Required task
Transcribe the lines below verbatim, skipping the images.

Provided entries
----
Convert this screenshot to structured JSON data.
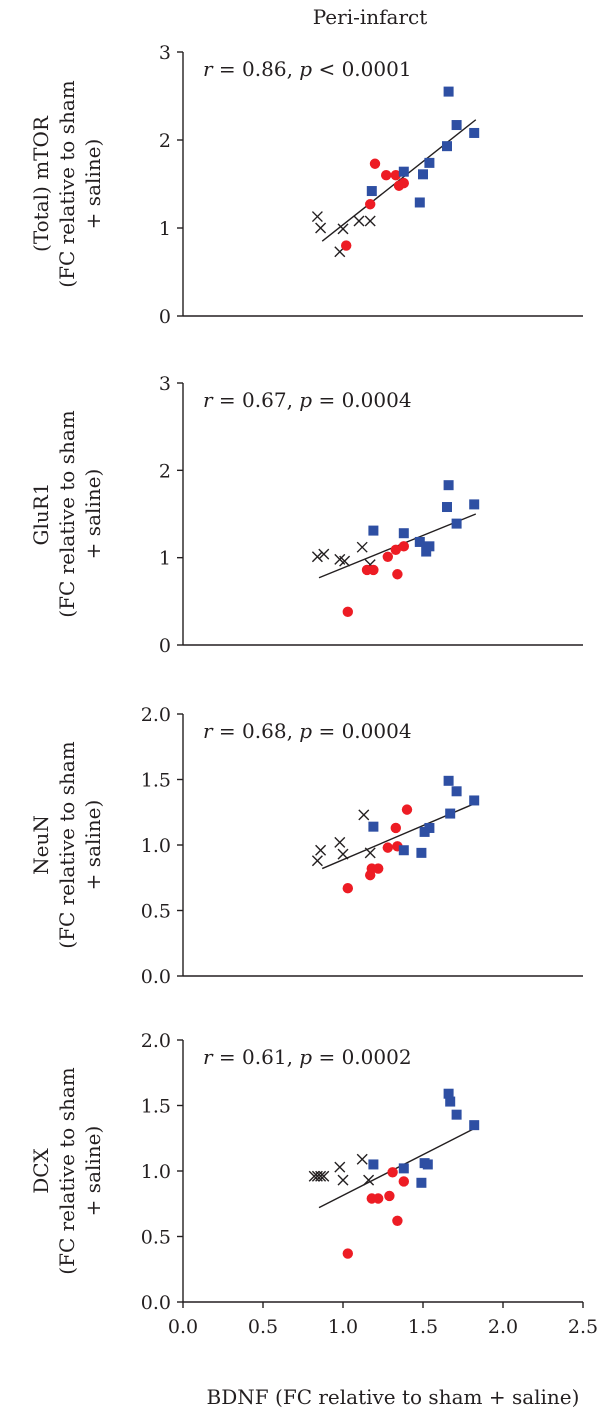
{
  "header": {
    "title": "Peri-infarct"
  },
  "x_axis": {
    "label": "BDNF (FC relative to sham + saline)",
    "ticks": [
      "0.0",
      "0.5",
      "1.0",
      "1.5",
      "2.0",
      "2.5"
    ],
    "range": [
      0,
      2.5
    ]
  },
  "colors": {
    "series_x": "#231f20",
    "series_circle": "#ed1c24",
    "series_square": "#2e4fa3"
  },
  "chart_data": [
    {
      "type": "scatter",
      "ylabel_line1": "(Total) mTOR",
      "ylabel_line2": "(FC relative to sham",
      "ylabel_line3": "+ saline)",
      "annotation": {
        "r_symbol": "r",
        "r_rest": " = 0.86, ",
        "p_symbol": "p",
        "p_rest": " < 0.0001"
      },
      "ylim": [
        0,
        3
      ],
      "yticks": [
        "0",
        "1",
        "2",
        "3"
      ],
      "yticks_values": [
        0,
        1,
        2,
        3
      ],
      "fit": {
        "x": [
          0.87,
          1.83
        ],
        "y": [
          0.85,
          2.23
        ]
      },
      "series": [
        {
          "marker": "x",
          "x": [
            0.84,
            0.86,
            0.98,
            1.0,
            1.1,
            1.17
          ],
          "y": [
            1.13,
            1.0,
            0.73,
            0.99,
            1.08,
            1.08
          ]
        },
        {
          "marker": "circle",
          "x": [
            1.02,
            1.17,
            1.2,
            1.27,
            1.33,
            1.35,
            1.38
          ],
          "y": [
            0.8,
            1.27,
            1.73,
            1.6,
            1.6,
            1.48,
            1.51
          ]
        },
        {
          "marker": "square",
          "x": [
            1.18,
            1.38,
            1.48,
            1.5,
            1.54,
            1.65,
            1.66,
            1.71,
            1.82
          ],
          "y": [
            1.42,
            1.64,
            1.29,
            1.61,
            1.74,
            1.93,
            2.55,
            2.17,
            2.08
          ]
        }
      ]
    },
    {
      "type": "scatter",
      "ylabel_line1": "GluR1",
      "ylabel_line2": "(FC relative to sham",
      "ylabel_line3": "+ saline)",
      "annotation": {
        "r_symbol": "r",
        "r_rest": " = 0.67, ",
        "p_symbol": "p",
        "p_rest": " = 0.0004"
      },
      "ylim": [
        0,
        3
      ],
      "yticks": [
        "0",
        "1",
        "2",
        "3"
      ],
      "yticks_values": [
        0,
        1,
        2,
        3
      ],
      "fit": {
        "x": [
          0.85,
          1.83
        ],
        "y": [
          0.77,
          1.5
        ]
      },
      "series": [
        {
          "marker": "x",
          "x": [
            0.84,
            0.88,
            0.98,
            1.01,
            1.12,
            1.17
          ],
          "y": [
            1.01,
            1.04,
            0.98,
            0.96,
            1.12,
            0.92
          ]
        },
        {
          "marker": "circle",
          "x": [
            1.03,
            1.15,
            1.19,
            1.28,
            1.33,
            1.34,
            1.38
          ],
          "y": [
            0.38,
            0.86,
            0.86,
            1.01,
            1.09,
            0.81,
            1.13
          ]
        },
        {
          "marker": "square",
          "x": [
            1.19,
            1.38,
            1.48,
            1.52,
            1.54,
            1.65,
            1.66,
            1.71,
            1.82
          ],
          "y": [
            1.31,
            1.28,
            1.18,
            1.07,
            1.13,
            1.58,
            1.83,
            1.39,
            1.61
          ]
        }
      ]
    },
    {
      "type": "scatter",
      "ylabel_line1": "NeuN",
      "ylabel_line2": "(FC relative to sham",
      "ylabel_line3": "+ saline)",
      "annotation": {
        "r_symbol": "r",
        "r_rest": " = 0.68, ",
        "p_symbol": "p",
        "p_rest": " = 0.0004"
      },
      "ylim": [
        0,
        2
      ],
      "yticks": [
        "0.0",
        "0.5",
        "1.0",
        "1.5",
        "2.0"
      ],
      "yticks_values": [
        0,
        0.5,
        1,
        1.5,
        2
      ],
      "fit": {
        "x": [
          0.87,
          1.83
        ],
        "y": [
          0.82,
          1.32
        ]
      },
      "series": [
        {
          "marker": "x",
          "x": [
            0.84,
            0.86,
            0.98,
            1.0,
            1.13,
            1.17
          ],
          "y": [
            0.88,
            0.96,
            1.02,
            0.93,
            1.23,
            0.94
          ]
        },
        {
          "marker": "circle",
          "x": [
            1.03,
            1.17,
            1.18,
            1.22,
            1.28,
            1.33,
            1.34,
            1.4
          ],
          "y": [
            0.67,
            0.77,
            0.82,
            0.82,
            0.98,
            1.13,
            0.99,
            1.27
          ]
        },
        {
          "marker": "square",
          "x": [
            1.19,
            1.38,
            1.49,
            1.51,
            1.54,
            1.66,
            1.67,
            1.71,
            1.82
          ],
          "y": [
            1.14,
            0.96,
            0.94,
            1.1,
            1.13,
            1.49,
            1.24,
            1.41,
            1.34
          ]
        }
      ]
    },
    {
      "type": "scatter",
      "ylabel_line1": "DCX",
      "ylabel_line2": "(FC relative to sham",
      "ylabel_line3": "+ saline)",
      "annotation": {
        "r_symbol": "r",
        "r_rest": " = 0.61, ",
        "p_symbol": "p",
        "p_rest": " = 0.0002"
      },
      "ylim": [
        0,
        2
      ],
      "yticks": [
        "0.0",
        "0.5",
        "1.0",
        "1.5",
        "2.0"
      ],
      "yticks_values": [
        0,
        0.5,
        1,
        1.5,
        2
      ],
      "fit": {
        "x": [
          0.85,
          1.83
        ],
        "y": [
          0.72,
          1.33
        ]
      },
      "series": [
        {
          "marker": "x",
          "x": [
            0.82,
            0.84,
            0.86,
            0.88,
            0.98,
            1.0,
            1.12,
            1.16
          ],
          "y": [
            0.96,
            0.96,
            0.96,
            0.96,
            1.03,
            0.93,
            1.09,
            0.93
          ]
        },
        {
          "marker": "circle",
          "x": [
            1.03,
            1.18,
            1.22,
            1.29,
            1.31,
            1.34,
            1.38
          ],
          "y": [
            0.37,
            0.79,
            0.79,
            0.81,
            0.99,
            0.62,
            0.92
          ]
        },
        {
          "marker": "square",
          "x": [
            1.19,
            1.38,
            1.49,
            1.51,
            1.53,
            1.66,
            1.67,
            1.71,
            1.82
          ],
          "y": [
            1.05,
            1.02,
            0.91,
            1.06,
            1.05,
            1.59,
            1.53,
            1.43,
            1.35
          ]
        }
      ]
    }
  ]
}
----
Solution
Convert this screenshot to structured JSON data.
{
  "header": {
    "title": "Peri-infarct"
  },
  "x_axis": {
    "label": "BDNF (FC relative to sham + saline)",
    "ticks": [
      "0.0",
      "0.5",
      "1.0",
      "1.5",
      "2.0",
      "2.5"
    ],
    "range": [
      0,
      2.5
    ]
  },
  "colors": {
    "series_x": "#231f20",
    "series_circle": "#ed1c24",
    "series_square": "#2e4fa3"
  },
  "chart_data": [
    {
      "type": "scatter",
      "ylabel_line1": "(Total) mTOR",
      "ylabel_line2": "(FC relative to sham",
      "ylabel_line3": "+ saline)",
      "annotation": {
        "r_symbol": "r",
        "r_rest": " = 0.86, ",
        "p_symbol": "p",
        "p_rest": " < 0.0001"
      },
      "ylim": [
        0,
        3
      ],
      "yticks": [
        "0",
        "1",
        "2",
        "3"
      ],
      "yticks_values": [
        0,
        1,
        2,
        3
      ],
      "fit": {
        "x": [
          0.87,
          1.83
        ],
        "y": [
          0.85,
          2.23
        ]
      },
      "series": [
        {
          "marker": "x",
          "x": [
            0.84,
            0.86,
            0.98,
            1.0,
            1.1,
            1.17
          ],
          "y": [
            1.13,
            1.0,
            0.73,
            0.99,
            1.08,
            1.08
          ]
        },
        {
          "marker": "circle",
          "x": [
            1.02,
            1.17,
            1.2,
            1.27,
            1.33,
            1.35,
            1.38
          ],
          "y": [
            0.8,
            1.27,
            1.73,
            1.6,
            1.6,
            1.48,
            1.51
          ]
        },
        {
          "marker": "square",
          "x": [
            1.18,
            1.38,
            1.48,
            1.5,
            1.54,
            1.65,
            1.66,
            1.71,
            1.82
          ],
          "y": [
            1.42,
            1.64,
            1.29,
            1.61,
            1.74,
            1.93,
            2.55,
            2.17,
            2.08
          ]
        }
      ]
    },
    {
      "type": "scatter",
      "ylabel_line1": "GluR1",
      "ylabel_line2": "(FC relative to sham",
      "ylabel_line3": "+ saline)",
      "annotation": {
        "r_symbol": "r",
        "r_rest": " = 0.67, ",
        "p_symbol": "p",
        "p_rest": " = 0.0004"
      },
      "ylim": [
        0,
        3
      ],
      "yticks": [
        "0",
        "1",
        "2",
        "3"
      ],
      "yticks_values": [
        0,
        1,
        2,
        3
      ],
      "fit": {
        "x": [
          0.85,
          1.83
        ],
        "y": [
          0.77,
          1.5
        ]
      },
      "series": [
        {
          "marker": "x",
          "x": [
            0.84,
            0.88,
            0.98,
            1.01,
            1.12,
            1.17
          ],
          "y": [
            1.01,
            1.04,
            0.98,
            0.96,
            1.12,
            0.92
          ]
        },
        {
          "marker": "circle",
          "x": [
            1.03,
            1.15,
            1.19,
            1.28,
            1.33,
            1.34,
            1.38
          ],
          "y": [
            0.38,
            0.86,
            0.86,
            1.01,
            1.09,
            0.81,
            1.13
          ]
        },
        {
          "marker": "square",
          "x": [
            1.19,
            1.38,
            1.48,
            1.52,
            1.54,
            1.65,
            1.66,
            1.71,
            1.82
          ],
          "y": [
            1.31,
            1.28,
            1.18,
            1.07,
            1.13,
            1.58,
            1.83,
            1.39,
            1.61
          ]
        }
      ]
    },
    {
      "type": "scatter",
      "ylabel_line1": "NeuN",
      "ylabel_line2": "(FC relative to sham",
      "ylabel_line3": "+ saline)",
      "annotation": {
        "r_symbol": "r",
        "r_rest": " = 0.68, ",
        "p_symbol": "p",
        "p_rest": " = 0.0004"
      },
      "ylim": [
        0,
        2
      ],
      "yticks": [
        "0.0",
        "0.5",
        "1.0",
        "1.5",
        "2.0"
      ],
      "yticks_values": [
        0,
        0.5,
        1,
        1.5,
        2
      ],
      "fit": {
        "x": [
          0.87,
          1.83
        ],
        "y": [
          0.82,
          1.32
        ]
      },
      "series": [
        {
          "marker": "x",
          "x": [
            0.84,
            0.86,
            0.98,
            1.0,
            1.13,
            1.17
          ],
          "y": [
            0.88,
            0.96,
            1.02,
            0.93,
            1.23,
            0.94
          ]
        },
        {
          "marker": "circle",
          "x": [
            1.03,
            1.17,
            1.18,
            1.22,
            1.28,
            1.33,
            1.34,
            1.4
          ],
          "y": [
            0.67,
            0.77,
            0.82,
            0.82,
            0.98,
            1.13,
            0.99,
            1.27
          ]
        },
        {
          "marker": "square",
          "x": [
            1.19,
            1.38,
            1.49,
            1.51,
            1.54,
            1.66,
            1.67,
            1.71,
            1.82
          ],
          "y": [
            1.14,
            0.96,
            0.94,
            1.1,
            1.13,
            1.49,
            1.24,
            1.41,
            1.34
          ]
        }
      ]
    },
    {
      "type": "scatter",
      "ylabel_line1": "DCX",
      "ylabel_line2": "(FC relative to sham",
      "ylabel_line3": "+ saline)",
      "annotation": {
        "r_symbol": "r",
        "r_rest": " = 0.61, ",
        "p_symbol": "p",
        "p_rest": " = 0.0002"
      },
      "ylim": [
        0,
        2
      ],
      "yticks": [
        "0.0",
        "0.5",
        "1.0",
        "1.5",
        "2.0"
      ],
      "yticks_values": [
        0,
        0.5,
        1,
        1.5,
        2
      ],
      "fit": {
        "x": [
          0.85,
          1.83
        ],
        "y": [
          0.72,
          1.33
        ]
      },
      "series": [
        {
          "marker": "x",
          "x": [
            0.82,
            0.84,
            0.86,
            0.88,
            0.98,
            1.0,
            1.12,
            1.16
          ],
          "y": [
            0.96,
            0.96,
            0.96,
            0.96,
            1.03,
            0.93,
            1.09,
            0.93
          ]
        },
        {
          "marker": "circle",
          "x": [
            1.03,
            1.18,
            1.22,
            1.29,
            1.31,
            1.34,
            1.38
          ],
          "y": [
            0.37,
            0.79,
            0.79,
            0.81,
            0.99,
            0.62,
            0.92
          ]
        },
        {
          "marker": "square",
          "x": [
            1.19,
            1.38,
            1.49,
            1.51,
            1.53,
            1.66,
            1.67,
            1.71,
            1.82
          ],
          "y": [
            1.05,
            1.02,
            0.91,
            1.06,
            1.05,
            1.59,
            1.53,
            1.43,
            1.35
          ]
        }
      ]
    }
  ]
}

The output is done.